Faithfully return all lines, omitting every embedded picture.

GIVEN INFORMATION:

····················

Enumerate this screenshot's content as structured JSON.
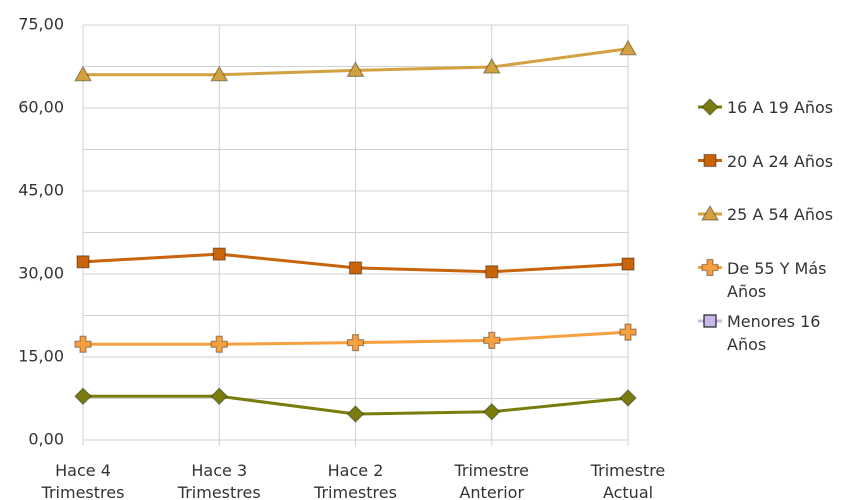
{
  "chart_data": {
    "type": "line",
    "categories": [
      "Hace 4 Trimestres",
      "Hace 3 Trimestres",
      "Hace 2 Trimestres",
      "Trimestre Anterior",
      "Trimestre Actual"
    ],
    "series": [
      {
        "name": "16 A 19 Años",
        "color": "#7a7d0e",
        "marker": "diamond",
        "values": [
          7.9,
          7.9,
          4.7,
          5.1,
          7.6
        ]
      },
      {
        "name": "20 A 24 Años",
        "color": "#c8640a",
        "marker": "square",
        "values": [
          32.2,
          33.6,
          31.1,
          30.4,
          31.8
        ]
      },
      {
        "name": "25 A 54 Años",
        "color": "#d3a13f",
        "marker": "triangle",
        "values": [
          66.0,
          66.0,
          66.8,
          67.4,
          70.7
        ]
      },
      {
        "name": "De 55 Y Más Años",
        "color": "#f7a040",
        "marker": "plus",
        "values": [
          17.3,
          17.3,
          17.6,
          18.0,
          19.5
        ]
      },
      {
        "name": "Menores 16 Años",
        "color": "#c9b8e6",
        "marker": "square",
        "values": [
          null,
          null,
          null,
          null,
          null
        ]
      }
    ],
    "ylim": [
      0,
      75
    ],
    "yticks": [
      {
        "value": 0,
        "label": "0,00"
      },
      {
        "value": 15,
        "label": "15,00"
      },
      {
        "value": 30,
        "label": "30,00"
      },
      {
        "value": 45,
        "label": "45,00"
      },
      {
        "value": 60,
        "label": "60,00"
      },
      {
        "value": 75,
        "label": "75,00"
      }
    ],
    "minor_grid": [
      7.5,
      22.5,
      37.5,
      52.5,
      67.5
    ],
    "grid": true
  }
}
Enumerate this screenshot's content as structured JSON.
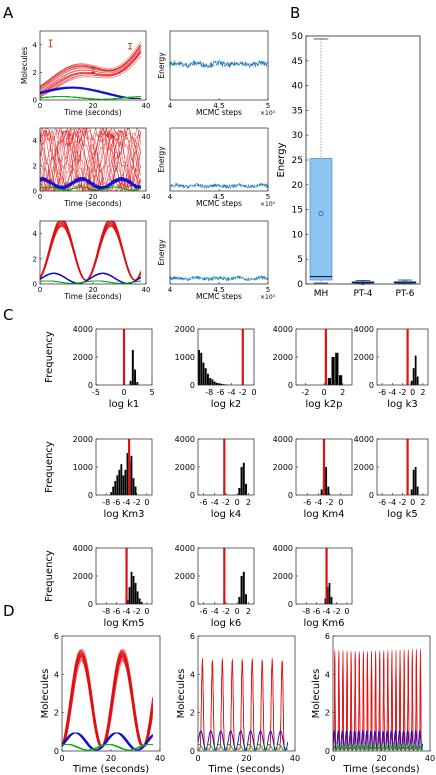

····················

ANSWER TO THE EXERCISE:
Enumerate this screenshot's content as structured JSON.
{
  "chart_data": {
    "type": "line",
    "categories": [
      "Hace 4 Trimestres",
      "Hace 3 Trimestres",
      "Hace 2 Trimestres",
      "Trimestre Anterior",
      "Trimestre Actual"
    ],
    "series": [
      {
        "name": "16 A 19 Años",
        "color": "#7a7d0e",
        "marker": "diamond",
        "values": [
          7.9,
          7.9,
          4.7,
          5.1,
          7.6
        ]
      },
      {
        "name": "20 A 24 Años",
        "color": "#c8640a",
        "marker": "square",
        "values": [
          32.2,
          33.6,
          31.1,
          30.4,
          31.8
        ]
      },
      {
        "name": "25 A 54 Años",
        "color": "#d3a13f",
        "marker": "triangle",
        "values": [
          66.0,
          66.0,
          66.8,
          67.4,
          70.7
        ]
      },
      {
        "name": "De 55 Y Más Años",
        "color": "#f7a040",
        "marker": "plus",
        "values": [
          17.3,
          17.3,
          17.6,
          18.0,
          19.5
        ]
      },
      {
        "name": "Menores 16 Años",
        "color": "#c9b8e6",
        "marker": "square",
        "values": [
          null,
          null,
          null,
          null,
          null
        ]
      }
    ],
    "ylim": [
      0,
      75
    ],
    "yticks": [
      {
        "value": 0,
        "label": "0,00"
      },
      {
        "value": 15,
        "label": "15,00"
      },
      {
        "value": 30,
        "label": "30,00"
      },
      {
        "value": 45,
        "label": "45,00"
      },
      {
        "value": 60,
        "label": "60,00"
      },
      {
        "value": 75,
        "label": "75,00"
      }
    ],
    "minor_grid": [
      7.5,
      22.5,
      37.5,
      52.5,
      67.5
    ],
    "grid": true
  }
}
Enumerate this screenshot's content as structured JSON.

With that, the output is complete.